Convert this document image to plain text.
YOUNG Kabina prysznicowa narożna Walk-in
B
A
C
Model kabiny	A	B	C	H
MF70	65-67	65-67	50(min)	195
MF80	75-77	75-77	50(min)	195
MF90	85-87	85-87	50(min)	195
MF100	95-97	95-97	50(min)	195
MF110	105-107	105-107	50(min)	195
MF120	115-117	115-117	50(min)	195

..............................

◆ Your instructions: Output all preceding records character for character.

◆ Result of this task:
Convert this document image to plain text.
YOUNG Kabina prysznicowa narożna Walk-in
B
A
C
Model kabiny	A	B	C	H
MF70	65-67	65-67	50(min)	195
MF80	75-77	75-77	50(min)	195
MF90	85-87	85-87	50(min)	195
MF100	95-97	95-97	50(min)	195
MF110	105-107	105-107	50(min)	195
MF120	115-117	115-117	50(min)	195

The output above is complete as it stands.